> [WHAT IS REQUIRED]:
Check every line of the entries below for the word "JSON", and copy the ones that have it.

> [DATASET EXCERPTS]:
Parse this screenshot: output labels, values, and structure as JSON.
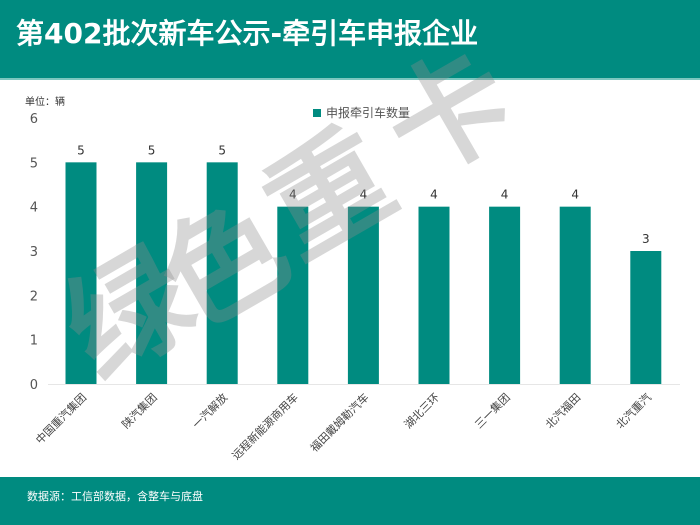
{
  "header": {
    "title": "第402批次新车公示-牵引车申报企业"
  },
  "unit_label": "单位：辆",
  "legend": {
    "label": "申报牵引车数量",
    "color": "#008b80"
  },
  "footer": {
    "note": "数据源：工信部数据，含整车与底盘"
  },
  "watermark": {
    "text": "绿色重卡"
  },
  "colors": {
    "bar": "#008b80",
    "header": "#008b80",
    "axis_text": "#555555"
  },
  "chart_data": {
    "type": "bar",
    "title": "第402批次新车公示-牵引车申报企业",
    "xlabel": "",
    "ylabel": "单位：辆",
    "ylim": [
      0,
      6
    ],
    "yticks": [
      0,
      1,
      2,
      3,
      4,
      5,
      6
    ],
    "grid": false,
    "legend_position": "top",
    "categories": [
      "中国重汽集团",
      "陕汽集团",
      "一汽解放",
      "远程新能源商用车",
      "福田戴姆勒汽车",
      "湖北三环",
      "三一集团",
      "北汽福田",
      "北汽重汽"
    ],
    "series": [
      {
        "name": "申报牵引车数量",
        "values": [
          5,
          5,
          5,
          4,
          4,
          4,
          4,
          4,
          3
        ]
      }
    ],
    "data_labels": true
  }
}
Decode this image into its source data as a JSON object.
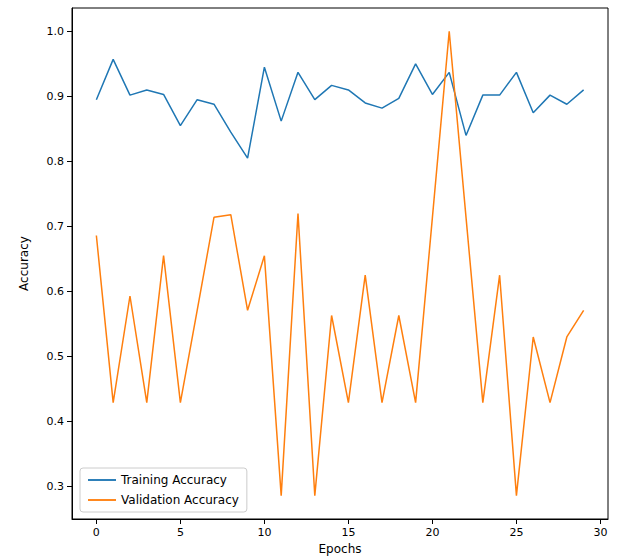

> [CORRECT RESPONSE]:
Parse this screenshot: output labels, values, and structure as JSON.
Decode this image into its source data as a JSON object.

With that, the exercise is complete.